[Begin]

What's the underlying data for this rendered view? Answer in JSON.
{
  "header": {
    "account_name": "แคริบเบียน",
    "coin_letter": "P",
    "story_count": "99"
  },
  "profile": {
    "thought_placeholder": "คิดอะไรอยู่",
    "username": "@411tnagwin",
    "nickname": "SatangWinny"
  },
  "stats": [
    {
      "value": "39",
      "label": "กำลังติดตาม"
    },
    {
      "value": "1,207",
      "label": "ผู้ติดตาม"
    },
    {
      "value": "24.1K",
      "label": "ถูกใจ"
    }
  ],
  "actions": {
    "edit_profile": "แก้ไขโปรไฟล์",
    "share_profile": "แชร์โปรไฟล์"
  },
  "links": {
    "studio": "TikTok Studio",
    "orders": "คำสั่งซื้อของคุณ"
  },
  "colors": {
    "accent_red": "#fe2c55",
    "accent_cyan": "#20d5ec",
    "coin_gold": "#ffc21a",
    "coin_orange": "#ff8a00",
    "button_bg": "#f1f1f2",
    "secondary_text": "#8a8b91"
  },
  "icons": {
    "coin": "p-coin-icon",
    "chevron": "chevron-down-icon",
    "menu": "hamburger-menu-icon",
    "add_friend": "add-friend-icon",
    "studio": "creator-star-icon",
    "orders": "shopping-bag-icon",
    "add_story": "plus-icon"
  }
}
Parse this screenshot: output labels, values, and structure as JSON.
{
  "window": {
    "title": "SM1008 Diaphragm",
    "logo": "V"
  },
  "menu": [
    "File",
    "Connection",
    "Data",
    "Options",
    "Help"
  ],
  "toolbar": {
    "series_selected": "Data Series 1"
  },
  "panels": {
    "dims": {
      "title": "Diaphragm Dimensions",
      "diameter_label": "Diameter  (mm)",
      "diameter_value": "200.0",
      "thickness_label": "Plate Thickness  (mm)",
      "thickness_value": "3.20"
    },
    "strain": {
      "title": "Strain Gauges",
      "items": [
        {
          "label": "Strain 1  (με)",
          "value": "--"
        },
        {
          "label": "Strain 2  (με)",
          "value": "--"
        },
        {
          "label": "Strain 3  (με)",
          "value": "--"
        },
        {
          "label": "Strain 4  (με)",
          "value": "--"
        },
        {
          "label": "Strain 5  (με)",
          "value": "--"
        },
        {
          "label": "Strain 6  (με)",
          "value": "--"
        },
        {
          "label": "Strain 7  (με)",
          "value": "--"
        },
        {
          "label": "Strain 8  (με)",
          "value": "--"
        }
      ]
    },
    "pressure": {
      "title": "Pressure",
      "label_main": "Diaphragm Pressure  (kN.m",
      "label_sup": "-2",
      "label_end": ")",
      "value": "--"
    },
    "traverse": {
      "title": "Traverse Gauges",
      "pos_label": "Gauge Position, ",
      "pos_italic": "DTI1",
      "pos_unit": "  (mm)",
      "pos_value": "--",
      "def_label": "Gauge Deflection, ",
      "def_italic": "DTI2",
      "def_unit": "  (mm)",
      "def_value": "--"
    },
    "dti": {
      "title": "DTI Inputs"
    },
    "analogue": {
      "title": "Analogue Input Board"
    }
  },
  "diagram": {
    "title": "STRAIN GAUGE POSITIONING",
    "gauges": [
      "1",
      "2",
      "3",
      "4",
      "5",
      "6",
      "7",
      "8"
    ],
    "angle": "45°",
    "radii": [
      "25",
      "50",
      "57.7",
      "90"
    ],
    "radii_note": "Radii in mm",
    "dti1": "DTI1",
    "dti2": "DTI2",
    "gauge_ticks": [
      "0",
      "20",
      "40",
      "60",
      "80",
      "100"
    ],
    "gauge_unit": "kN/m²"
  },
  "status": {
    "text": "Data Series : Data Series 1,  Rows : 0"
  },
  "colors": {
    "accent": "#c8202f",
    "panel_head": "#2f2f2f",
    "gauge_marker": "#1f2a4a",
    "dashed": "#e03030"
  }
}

[End]

◆ WHAT IS EXPECTED ◆
All of the data needs to be reproduced exactly, with no line missing.

◆ FINISHED ANSWER ◆
What's the underlying data for this rendered view? Answer in JSON.
{
  "header": {
    "account_name": "แคริบเบียน",
    "coin_letter": "P",
    "story_count": "99"
  },
  "profile": {
    "thought_placeholder": "คิดอะไรอยู่",
    "username": "@411tnagwin",
    "nickname": "SatangWinny"
  },
  "stats": [
    {
      "value": "39",
      "label": "กำลังติดตาม"
    },
    {
      "value": "1,207",
      "label": "ผู้ติดตาม"
    },
    {
      "value": "24.1K",
      "label": "ถูกใจ"
    }
  ],
  "actions": {
    "edit_profile": "แก้ไขโปรไฟล์",
    "share_profile": "แชร์โปรไฟล์"
  },
  "links": {
    "studio": "TikTok Studio",
    "orders": "คำสั่งซื้อของคุณ"
  },
  "colors": {
    "accent_red": "#fe2c55",
    "accent_cyan": "#20d5ec",
    "coin_gold": "#ffc21a",
    "coin_orange": "#ff8a00",
    "button_bg": "#f1f1f2",
    "secondary_text": "#8a8b91"
  },
  "icons": {
    "coin": "p-coin-icon",
    "chevron": "chevron-down-icon",
    "menu": "hamburger-menu-icon",
    "add_friend": "add-friend-icon",
    "studio": "creator-star-icon",
    "orders": "shopping-bag-icon",
    "add_story": "plus-icon"
  }
}
Parse this screenshot: output labels, values, and structure as JSON.
{
  "window": {
    "title": "SM1008 Diaphragm",
    "logo": "V"
  },
  "menu": [
    "File",
    "Connection",
    "Data",
    "Options",
    "Help"
  ],
  "toolbar": {
    "series_selected": "Data Series 1"
  },
  "panels": {
    "dims": {
      "title": "Diaphragm Dimensions",
      "diameter_label": "Diameter  (mm)",
      "diameter_value": "200.0",
      "thickness_label": "Plate Thickness  (mm)",
      "thickness_value": "3.20"
    },
    "strain": {
      "title": "Strain Gauges",
      "items": [
        {
          "label": "Strain 1  (με)",
          "value": "--"
        },
        {
          "label": "Strain 2  (με)",
          "value": "--"
        },
        {
          "label": "Strain 3  (με)",
          "value": "--"
        },
        {
          "label": "Strain 4  (με)",
          "value": "--"
        },
        {
          "label": "Strain 5  (με)",
          "value": "--"
        },
        {
          "label": "Strain 6  (με)",
          "value": "--"
        },
        {
          "label": "Strain 7  (με)",
          "value": "--"
        },
        {
          "label": "Strain 8  (με)",
          "value": "--"
        }
      ]
    },
    "pressure": {
      "title": "Pressure",
      "label_main": "Diaphragm Pressure  (kN.m",
      "label_sup": "-2",
      "label_end": ")",
      "value": "--"
    },
    "traverse": {
      "title": "Traverse Gauges",
      "pos_label": "Gauge Position, ",
      "pos_italic": "DTI1",
      "pos_unit": "  (mm)",
      "pos_value": "--",
      "def_label": "Gauge Deflection, ",
      "def_italic": "DTI2",
      "def_unit": "  (mm)",
      "def_value": "--"
    },
    "dti": {
      "title": "DTI Inputs"
    },
    "analogue": {
      "title": "Analogue Input Board"
    }
  },
  "diagram": {
    "title": "STRAIN GAUGE POSITIONING",
    "gauges": [
      "1",
      "2",
      "3",
      "4",
      "5",
      "6",
      "7",
      "8"
    ],
    "angle": "45°",
    "radii": [
      "25",
      "50",
      "57.7",
      "90"
    ],
    "radii_note": "Radii in mm",
    "dti1": "DTI1",
    "dti2": "DTI2",
    "gauge_ticks": [
      "0",
      "20",
      "40",
      "60",
      "80",
      "100"
    ],
    "gauge_unit": "kN/m²"
  },
  "status": {
    "text": "Data Series : Data Series 1,  Rows : 0"
  },
  "colors": {
    "accent": "#c8202f",
    "panel_head": "#2f2f2f",
    "gauge_marker": "#1f2a4a",
    "dashed": "#e03030"
  }
}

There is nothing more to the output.